* Page text:
The Number Ones

April 1, 2006

The Number Ones: Sean Paul’s “Temperature”

Stayed at #1:

1 Week

In The Number Ones, I’m reviewing every single #1 single in the history of the Billboard Hot 100, starting with the chart’s beginning, in 1958, and working my way up into the present.

Elephant Man looked out at the euphoric Hammerstein Ballroom crowd and bellowed, “I need a couple of big, fat women!” The wildly charismatic Jamaican dancehall deejay had his hair tied up in two buns, one dyed bright yellow and the other bright red. He was dressed in a campy parody of Western wear — tiny cowboy hat, six-shooter holsters, leather vest over bare chest — and he was already dripping with sweat. That night, Elephant Man didn’t really sing, and he didn’t really rap. Instead, he ran all around the stage and called out the names of dances: Signal di plane! Give dem a run! The entire crowd — virtually all Black, many waving flags of different Caribbean nations — did all those dances the second that Elephant Man called them out. It was a breathtaking spectacle.

* Material supplied:
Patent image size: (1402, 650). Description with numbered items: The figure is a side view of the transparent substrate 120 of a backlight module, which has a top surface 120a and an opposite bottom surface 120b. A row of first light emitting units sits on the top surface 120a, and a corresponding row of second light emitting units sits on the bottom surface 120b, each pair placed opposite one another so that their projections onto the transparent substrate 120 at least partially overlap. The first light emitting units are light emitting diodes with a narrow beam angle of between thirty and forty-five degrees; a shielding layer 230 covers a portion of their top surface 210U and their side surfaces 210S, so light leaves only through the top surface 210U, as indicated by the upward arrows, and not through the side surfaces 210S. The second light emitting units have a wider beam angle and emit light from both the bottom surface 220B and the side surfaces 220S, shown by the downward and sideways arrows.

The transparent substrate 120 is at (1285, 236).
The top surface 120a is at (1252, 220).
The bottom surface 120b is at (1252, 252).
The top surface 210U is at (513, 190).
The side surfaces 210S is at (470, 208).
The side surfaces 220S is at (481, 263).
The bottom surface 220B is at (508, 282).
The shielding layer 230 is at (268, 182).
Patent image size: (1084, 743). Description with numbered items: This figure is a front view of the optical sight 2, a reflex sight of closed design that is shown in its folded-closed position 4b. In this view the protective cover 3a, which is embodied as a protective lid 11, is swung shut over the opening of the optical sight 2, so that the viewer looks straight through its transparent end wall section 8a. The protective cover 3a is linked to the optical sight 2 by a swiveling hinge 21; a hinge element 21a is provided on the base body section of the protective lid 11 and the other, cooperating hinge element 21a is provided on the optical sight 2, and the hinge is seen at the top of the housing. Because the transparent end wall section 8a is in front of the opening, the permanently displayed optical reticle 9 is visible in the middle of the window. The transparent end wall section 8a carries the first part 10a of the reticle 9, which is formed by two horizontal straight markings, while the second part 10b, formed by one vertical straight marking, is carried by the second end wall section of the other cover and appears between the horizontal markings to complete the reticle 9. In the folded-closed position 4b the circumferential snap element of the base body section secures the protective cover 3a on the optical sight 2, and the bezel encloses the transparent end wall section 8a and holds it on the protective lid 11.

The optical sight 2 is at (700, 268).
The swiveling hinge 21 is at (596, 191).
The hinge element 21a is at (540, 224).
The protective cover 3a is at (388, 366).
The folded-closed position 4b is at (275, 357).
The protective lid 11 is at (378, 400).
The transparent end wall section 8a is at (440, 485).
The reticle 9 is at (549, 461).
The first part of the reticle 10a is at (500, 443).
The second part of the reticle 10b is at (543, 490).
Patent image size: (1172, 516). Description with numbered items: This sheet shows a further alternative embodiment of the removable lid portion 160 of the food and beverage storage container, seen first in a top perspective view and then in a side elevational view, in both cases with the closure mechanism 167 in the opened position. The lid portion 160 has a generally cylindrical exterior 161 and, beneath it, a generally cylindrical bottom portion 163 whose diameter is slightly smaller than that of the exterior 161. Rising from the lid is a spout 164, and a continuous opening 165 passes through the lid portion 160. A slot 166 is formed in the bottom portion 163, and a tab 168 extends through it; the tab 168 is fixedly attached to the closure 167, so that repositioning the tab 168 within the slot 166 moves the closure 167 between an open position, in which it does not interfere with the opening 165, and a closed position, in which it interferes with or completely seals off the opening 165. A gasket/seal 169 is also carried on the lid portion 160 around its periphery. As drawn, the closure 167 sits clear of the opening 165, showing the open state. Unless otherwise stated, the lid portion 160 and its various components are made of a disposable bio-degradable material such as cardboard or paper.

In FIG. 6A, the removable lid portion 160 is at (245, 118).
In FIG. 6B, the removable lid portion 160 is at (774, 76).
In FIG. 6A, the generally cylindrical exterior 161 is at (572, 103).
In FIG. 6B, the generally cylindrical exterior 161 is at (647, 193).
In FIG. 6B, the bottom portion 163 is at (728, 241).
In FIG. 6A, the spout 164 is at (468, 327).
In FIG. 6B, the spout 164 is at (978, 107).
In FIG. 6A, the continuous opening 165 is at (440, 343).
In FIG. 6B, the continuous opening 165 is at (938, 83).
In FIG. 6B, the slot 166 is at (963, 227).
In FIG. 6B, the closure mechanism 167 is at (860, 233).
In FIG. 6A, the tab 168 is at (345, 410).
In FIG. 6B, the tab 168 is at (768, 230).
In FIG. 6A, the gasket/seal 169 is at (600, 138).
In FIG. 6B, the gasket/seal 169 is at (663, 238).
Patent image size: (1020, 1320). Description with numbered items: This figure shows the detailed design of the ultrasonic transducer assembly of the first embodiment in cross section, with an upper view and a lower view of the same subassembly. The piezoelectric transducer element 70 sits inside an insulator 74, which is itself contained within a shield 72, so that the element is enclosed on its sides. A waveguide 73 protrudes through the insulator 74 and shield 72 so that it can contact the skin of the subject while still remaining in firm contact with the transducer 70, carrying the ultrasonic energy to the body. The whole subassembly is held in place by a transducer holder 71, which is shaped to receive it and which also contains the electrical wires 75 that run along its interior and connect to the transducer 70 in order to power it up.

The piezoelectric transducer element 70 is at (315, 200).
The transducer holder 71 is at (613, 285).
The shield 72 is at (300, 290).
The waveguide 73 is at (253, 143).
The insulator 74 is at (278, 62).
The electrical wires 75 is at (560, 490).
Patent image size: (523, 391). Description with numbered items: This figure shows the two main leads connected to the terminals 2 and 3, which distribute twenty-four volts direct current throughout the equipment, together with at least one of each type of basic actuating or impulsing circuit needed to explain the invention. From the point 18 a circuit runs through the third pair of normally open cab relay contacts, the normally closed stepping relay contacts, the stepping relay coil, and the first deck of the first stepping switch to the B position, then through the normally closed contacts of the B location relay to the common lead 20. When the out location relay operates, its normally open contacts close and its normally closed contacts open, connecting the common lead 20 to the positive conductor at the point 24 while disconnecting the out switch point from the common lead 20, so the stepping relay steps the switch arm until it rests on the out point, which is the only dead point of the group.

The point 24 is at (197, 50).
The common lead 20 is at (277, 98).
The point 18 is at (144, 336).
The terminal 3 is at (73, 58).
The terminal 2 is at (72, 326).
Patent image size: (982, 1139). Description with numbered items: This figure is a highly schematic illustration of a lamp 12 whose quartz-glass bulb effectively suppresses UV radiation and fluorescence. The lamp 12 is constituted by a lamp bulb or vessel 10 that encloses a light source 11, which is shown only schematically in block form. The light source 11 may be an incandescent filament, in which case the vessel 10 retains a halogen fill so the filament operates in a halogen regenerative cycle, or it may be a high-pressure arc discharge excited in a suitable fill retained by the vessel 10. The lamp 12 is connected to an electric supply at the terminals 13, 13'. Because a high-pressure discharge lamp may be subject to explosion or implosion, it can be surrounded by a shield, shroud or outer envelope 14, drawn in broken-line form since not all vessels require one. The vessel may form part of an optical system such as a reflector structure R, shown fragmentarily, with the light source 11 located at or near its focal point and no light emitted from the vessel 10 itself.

* Objectives:
A. In the Sean Paul column, what colors were Elephant Man's two hair buns dyed?
B. Extend the Sean Paul column past its last sentence.
The material has nothing to do with the Sean Paul column.

* Results by task:
A. One was bright yellow and the other bright red.

B.
When Elephant Man requested two larger ladies to come to the stage, he got his wish. I don’t know whether these two women were plants or whether they were really out there in the audience, but both of them dwarfed Elephant Man, who is not small. Elephant Man then demanded that Diddy, who’d been watching the show from the side of the stage all night, come out. Elephant Man and Diddy proceeded to perform some extremely explicit dances with these two women. Then, Elephant Man scooped one of them up and held her aloft. With this lady’s legs wrapped around his torso, Elephant Man ran all over the stage, even leaping on speaker stacks, all while vigorously humping his partner. He almost dropped her a couple of times, but he kept his grip. It was something Benny Hill would’ve done if he’d been an Olympic-level athlete.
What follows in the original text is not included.